▸ Material
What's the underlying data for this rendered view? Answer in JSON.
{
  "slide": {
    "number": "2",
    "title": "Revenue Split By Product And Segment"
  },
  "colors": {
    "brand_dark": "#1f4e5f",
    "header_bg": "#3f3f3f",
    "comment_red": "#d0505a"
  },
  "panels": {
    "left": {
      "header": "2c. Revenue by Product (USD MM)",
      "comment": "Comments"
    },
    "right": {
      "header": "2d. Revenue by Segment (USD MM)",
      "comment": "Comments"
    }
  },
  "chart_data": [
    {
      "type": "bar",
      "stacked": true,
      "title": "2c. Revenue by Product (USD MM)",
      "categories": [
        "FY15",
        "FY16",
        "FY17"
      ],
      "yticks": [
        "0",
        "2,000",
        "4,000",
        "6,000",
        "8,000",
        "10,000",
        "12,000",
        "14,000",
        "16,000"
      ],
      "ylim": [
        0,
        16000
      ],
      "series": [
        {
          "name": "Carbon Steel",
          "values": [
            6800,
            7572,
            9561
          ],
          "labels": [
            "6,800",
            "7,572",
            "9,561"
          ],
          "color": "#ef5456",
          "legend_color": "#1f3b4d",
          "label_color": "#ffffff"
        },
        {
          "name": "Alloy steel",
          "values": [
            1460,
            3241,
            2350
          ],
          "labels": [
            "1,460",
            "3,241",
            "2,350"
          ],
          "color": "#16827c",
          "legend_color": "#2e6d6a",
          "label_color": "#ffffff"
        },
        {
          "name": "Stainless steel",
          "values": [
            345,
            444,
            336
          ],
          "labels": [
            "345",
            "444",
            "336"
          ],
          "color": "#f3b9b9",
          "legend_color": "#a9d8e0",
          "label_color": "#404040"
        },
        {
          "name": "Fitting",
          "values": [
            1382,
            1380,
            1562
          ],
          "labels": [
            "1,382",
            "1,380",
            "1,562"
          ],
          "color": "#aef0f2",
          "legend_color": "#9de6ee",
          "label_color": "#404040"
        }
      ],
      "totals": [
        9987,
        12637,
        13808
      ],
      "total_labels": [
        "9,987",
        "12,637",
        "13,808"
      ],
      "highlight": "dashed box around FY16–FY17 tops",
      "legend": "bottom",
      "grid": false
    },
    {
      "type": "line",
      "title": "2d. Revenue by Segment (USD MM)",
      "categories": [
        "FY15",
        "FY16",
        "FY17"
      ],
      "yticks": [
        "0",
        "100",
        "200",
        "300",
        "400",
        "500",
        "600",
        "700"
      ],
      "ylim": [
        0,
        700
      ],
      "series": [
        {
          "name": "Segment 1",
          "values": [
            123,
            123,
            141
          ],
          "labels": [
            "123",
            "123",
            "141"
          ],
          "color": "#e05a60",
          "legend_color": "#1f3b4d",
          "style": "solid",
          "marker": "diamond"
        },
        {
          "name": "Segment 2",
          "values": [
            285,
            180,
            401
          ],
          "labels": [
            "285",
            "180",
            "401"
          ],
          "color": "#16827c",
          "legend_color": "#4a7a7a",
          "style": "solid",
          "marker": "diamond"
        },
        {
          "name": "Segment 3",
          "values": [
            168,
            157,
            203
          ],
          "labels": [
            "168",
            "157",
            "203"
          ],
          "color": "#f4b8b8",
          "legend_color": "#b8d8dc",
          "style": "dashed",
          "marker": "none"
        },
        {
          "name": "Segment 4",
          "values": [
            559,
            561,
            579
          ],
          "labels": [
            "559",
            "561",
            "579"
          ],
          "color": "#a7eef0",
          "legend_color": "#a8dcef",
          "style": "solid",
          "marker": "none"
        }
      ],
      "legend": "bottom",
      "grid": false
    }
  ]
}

--

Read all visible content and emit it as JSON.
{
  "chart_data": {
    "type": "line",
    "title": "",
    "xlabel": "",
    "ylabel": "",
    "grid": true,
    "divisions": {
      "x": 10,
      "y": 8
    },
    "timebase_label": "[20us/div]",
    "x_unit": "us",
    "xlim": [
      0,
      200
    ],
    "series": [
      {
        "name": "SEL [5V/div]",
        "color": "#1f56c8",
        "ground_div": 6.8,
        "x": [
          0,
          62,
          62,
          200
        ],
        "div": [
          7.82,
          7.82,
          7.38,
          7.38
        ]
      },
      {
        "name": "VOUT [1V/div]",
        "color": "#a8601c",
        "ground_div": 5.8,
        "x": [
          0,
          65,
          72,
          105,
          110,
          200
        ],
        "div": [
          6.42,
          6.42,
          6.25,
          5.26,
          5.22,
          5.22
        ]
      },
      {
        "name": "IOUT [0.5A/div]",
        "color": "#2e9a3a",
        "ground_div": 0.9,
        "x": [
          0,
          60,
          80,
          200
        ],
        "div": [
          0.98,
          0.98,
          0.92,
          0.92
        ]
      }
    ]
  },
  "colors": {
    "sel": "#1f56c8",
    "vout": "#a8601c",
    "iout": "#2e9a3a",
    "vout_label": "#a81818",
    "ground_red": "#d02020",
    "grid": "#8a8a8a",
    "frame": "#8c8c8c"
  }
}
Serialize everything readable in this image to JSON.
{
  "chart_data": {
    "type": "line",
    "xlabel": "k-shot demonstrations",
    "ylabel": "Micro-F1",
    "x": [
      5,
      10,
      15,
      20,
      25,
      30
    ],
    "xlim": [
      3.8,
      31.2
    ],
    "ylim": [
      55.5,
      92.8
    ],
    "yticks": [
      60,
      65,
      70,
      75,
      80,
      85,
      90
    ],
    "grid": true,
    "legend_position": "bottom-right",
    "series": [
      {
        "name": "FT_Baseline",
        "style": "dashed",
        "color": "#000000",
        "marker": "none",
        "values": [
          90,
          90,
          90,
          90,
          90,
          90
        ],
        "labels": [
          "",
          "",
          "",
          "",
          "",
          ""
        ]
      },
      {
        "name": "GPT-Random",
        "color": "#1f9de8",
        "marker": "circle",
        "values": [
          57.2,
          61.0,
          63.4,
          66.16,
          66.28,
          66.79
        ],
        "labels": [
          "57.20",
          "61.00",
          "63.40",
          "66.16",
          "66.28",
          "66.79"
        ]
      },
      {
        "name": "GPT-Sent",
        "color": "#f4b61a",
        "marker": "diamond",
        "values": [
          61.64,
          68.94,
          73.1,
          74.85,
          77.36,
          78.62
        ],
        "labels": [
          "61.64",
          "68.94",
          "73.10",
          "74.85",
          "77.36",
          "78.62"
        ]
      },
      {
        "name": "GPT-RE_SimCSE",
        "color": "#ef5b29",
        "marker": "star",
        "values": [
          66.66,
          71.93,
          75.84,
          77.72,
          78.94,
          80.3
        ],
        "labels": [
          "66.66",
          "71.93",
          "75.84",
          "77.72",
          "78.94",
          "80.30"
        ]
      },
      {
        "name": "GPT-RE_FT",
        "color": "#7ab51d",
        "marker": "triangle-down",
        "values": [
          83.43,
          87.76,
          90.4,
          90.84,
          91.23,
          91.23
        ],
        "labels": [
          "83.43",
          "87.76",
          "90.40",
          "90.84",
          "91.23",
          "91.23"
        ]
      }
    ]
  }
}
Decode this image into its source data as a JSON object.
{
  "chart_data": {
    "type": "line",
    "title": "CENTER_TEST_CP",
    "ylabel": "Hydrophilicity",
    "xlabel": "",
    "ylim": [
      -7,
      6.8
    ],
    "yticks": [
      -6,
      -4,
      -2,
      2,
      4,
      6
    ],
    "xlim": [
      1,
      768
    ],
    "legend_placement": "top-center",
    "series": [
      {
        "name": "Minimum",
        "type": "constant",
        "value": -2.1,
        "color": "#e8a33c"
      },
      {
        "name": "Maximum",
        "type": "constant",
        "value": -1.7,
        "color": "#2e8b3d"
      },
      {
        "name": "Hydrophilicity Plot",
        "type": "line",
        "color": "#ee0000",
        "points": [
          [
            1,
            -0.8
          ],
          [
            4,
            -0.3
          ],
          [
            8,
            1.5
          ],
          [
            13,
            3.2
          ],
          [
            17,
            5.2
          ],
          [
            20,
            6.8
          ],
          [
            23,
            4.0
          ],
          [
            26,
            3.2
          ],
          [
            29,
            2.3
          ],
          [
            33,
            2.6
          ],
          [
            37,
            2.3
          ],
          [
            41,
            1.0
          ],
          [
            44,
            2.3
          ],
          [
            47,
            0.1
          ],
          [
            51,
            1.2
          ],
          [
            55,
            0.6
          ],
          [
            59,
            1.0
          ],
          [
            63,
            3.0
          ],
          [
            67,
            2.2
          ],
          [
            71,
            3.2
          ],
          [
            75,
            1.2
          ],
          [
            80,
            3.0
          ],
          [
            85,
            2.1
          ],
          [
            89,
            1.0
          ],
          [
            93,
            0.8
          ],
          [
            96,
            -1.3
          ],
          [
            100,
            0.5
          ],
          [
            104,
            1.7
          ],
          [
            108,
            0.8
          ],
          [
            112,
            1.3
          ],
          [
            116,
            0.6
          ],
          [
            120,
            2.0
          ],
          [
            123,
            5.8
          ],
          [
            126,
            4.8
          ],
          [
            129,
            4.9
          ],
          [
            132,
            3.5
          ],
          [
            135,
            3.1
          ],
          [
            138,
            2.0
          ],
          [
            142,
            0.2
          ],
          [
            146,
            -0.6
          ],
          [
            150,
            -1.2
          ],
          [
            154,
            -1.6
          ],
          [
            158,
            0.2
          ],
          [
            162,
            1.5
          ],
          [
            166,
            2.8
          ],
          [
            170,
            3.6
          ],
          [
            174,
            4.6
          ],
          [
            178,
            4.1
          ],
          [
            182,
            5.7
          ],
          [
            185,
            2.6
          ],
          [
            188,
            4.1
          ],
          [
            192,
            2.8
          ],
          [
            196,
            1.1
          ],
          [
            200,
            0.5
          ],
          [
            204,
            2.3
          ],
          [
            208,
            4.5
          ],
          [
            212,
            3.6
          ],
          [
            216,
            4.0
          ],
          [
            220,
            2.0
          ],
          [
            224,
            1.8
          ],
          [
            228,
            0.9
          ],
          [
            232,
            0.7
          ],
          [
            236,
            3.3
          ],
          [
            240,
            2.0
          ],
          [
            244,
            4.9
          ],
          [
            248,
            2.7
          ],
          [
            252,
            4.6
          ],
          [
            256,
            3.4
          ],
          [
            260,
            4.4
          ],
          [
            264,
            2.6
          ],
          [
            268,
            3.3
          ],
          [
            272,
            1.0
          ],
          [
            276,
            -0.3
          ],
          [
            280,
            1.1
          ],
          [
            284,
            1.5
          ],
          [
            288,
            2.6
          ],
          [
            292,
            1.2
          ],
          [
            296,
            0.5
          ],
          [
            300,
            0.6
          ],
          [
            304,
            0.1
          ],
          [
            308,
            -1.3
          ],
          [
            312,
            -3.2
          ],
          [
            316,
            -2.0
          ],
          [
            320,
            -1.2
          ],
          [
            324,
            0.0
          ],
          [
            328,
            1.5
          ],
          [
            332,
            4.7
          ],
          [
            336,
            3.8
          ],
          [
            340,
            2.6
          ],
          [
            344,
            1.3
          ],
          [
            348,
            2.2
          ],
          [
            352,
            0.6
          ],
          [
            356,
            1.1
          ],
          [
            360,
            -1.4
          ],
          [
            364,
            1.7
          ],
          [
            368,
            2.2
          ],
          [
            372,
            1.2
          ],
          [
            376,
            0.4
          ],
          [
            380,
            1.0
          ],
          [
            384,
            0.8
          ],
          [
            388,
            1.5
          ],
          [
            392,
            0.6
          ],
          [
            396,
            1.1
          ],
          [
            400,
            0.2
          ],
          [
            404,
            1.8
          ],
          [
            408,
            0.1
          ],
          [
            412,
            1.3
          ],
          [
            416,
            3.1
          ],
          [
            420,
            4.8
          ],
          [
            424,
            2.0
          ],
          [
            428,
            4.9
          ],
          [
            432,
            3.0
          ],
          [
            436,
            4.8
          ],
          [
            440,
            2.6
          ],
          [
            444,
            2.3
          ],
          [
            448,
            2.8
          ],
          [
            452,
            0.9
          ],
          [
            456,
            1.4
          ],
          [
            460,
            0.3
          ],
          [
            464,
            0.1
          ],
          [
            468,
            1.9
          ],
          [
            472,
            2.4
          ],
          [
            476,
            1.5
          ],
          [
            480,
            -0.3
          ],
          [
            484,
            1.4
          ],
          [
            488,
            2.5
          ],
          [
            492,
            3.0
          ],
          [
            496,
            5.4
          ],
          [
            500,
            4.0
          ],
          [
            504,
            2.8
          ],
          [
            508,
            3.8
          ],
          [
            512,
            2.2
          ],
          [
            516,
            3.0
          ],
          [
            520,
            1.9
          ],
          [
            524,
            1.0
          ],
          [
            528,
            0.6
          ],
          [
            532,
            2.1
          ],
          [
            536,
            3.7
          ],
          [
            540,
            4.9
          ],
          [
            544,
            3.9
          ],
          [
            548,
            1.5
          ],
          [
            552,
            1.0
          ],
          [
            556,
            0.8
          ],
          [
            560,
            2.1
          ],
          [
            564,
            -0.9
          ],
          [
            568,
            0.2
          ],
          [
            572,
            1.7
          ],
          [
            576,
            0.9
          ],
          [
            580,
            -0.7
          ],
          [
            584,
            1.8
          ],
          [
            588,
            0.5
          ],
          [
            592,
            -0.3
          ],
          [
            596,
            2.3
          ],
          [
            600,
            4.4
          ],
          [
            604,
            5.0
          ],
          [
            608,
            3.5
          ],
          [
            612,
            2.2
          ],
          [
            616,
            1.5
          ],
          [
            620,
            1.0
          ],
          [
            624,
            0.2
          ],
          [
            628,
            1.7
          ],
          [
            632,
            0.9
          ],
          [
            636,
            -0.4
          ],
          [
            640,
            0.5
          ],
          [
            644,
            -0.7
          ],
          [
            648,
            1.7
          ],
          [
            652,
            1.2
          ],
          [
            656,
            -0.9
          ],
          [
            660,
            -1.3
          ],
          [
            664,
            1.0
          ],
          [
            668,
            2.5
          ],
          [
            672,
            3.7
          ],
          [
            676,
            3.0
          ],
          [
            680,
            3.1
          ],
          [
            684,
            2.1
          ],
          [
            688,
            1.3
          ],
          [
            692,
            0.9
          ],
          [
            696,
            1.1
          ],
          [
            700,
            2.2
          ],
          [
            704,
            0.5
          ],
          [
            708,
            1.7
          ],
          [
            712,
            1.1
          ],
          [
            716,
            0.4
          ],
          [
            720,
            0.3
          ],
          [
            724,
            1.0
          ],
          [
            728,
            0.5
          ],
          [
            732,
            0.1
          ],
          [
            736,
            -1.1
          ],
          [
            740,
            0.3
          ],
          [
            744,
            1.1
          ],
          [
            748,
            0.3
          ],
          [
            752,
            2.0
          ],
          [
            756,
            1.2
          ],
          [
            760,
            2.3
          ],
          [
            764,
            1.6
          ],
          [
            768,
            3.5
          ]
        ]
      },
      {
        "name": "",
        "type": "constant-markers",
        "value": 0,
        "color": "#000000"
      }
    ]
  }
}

▸ The exercise
Check all the records above and select each line where the string "Hydrophilicity" is found.

▸ Worked solution
    "ylabel": "Hydrophilicity",
        "name": "Hydrophilicity Plot",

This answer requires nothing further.